__Exercise objective__: Reproduce each line exactly.

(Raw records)
---+---

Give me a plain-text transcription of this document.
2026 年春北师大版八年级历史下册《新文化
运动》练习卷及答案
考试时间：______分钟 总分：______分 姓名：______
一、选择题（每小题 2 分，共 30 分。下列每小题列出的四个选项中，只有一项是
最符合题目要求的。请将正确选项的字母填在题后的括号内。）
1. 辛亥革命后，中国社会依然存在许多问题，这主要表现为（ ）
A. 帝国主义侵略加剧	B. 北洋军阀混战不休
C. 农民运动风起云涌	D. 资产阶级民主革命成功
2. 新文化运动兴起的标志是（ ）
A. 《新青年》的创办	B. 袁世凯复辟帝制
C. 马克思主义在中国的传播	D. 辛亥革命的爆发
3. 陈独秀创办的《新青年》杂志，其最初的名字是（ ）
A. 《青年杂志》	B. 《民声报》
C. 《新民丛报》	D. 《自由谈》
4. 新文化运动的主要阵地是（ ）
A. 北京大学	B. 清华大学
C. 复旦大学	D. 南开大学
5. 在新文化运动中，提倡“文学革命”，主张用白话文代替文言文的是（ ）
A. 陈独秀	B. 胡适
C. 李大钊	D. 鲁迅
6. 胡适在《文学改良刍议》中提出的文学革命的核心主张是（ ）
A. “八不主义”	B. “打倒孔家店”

---+---

__Task result__:
Give me a plain-text transcription of this document.
2026 年春北师大版八年级历史下册《新文化
运动》练习卷及答案
考试时间：______分钟 总分：______分 姓名：______
一、选择题（每小题 2 分，共 30 分。下列每小题列出的四个选项中，只有一项是
最符合题目要求的。请将正确选项的字母填在题后的括号内。）
1. 辛亥革命后，中国社会依然存在许多问题，这主要表现为（ ）
A. 帝国主义侵略加剧	B. 北洋军阀混战不休
C. 农民运动风起云涌	D. 资产阶级民主革命成功
2. 新文化运动兴起的标志是（ ）
A. 《新青年》的创办	B. 袁世凯复辟帝制
C. 马克思主义在中国的传播	D. 辛亥革命的爆发
3. 陈独秀创办的《新青年》杂志，其最初的名字是（ ）
A. 《青年杂志》	B. 《民声报》
C. 《新民丛报》	D. 《自由谈》
4. 新文化运动的主要阵地是（ ）
A. 北京大学	B. 清华大学
C. 复旦大学	D. 南开大学
5. 在新文化运动中，提倡“文学革命”，主张用白话文代替文言文的是（ ）
A. 陈独秀	B. 胡适
C. 李大钊	D. 鲁迅
6. 胡适在《文学改良刍议》中提出的文学革命的核心主张是（ ）
A. “八不主义”	B. “打倒孔家店”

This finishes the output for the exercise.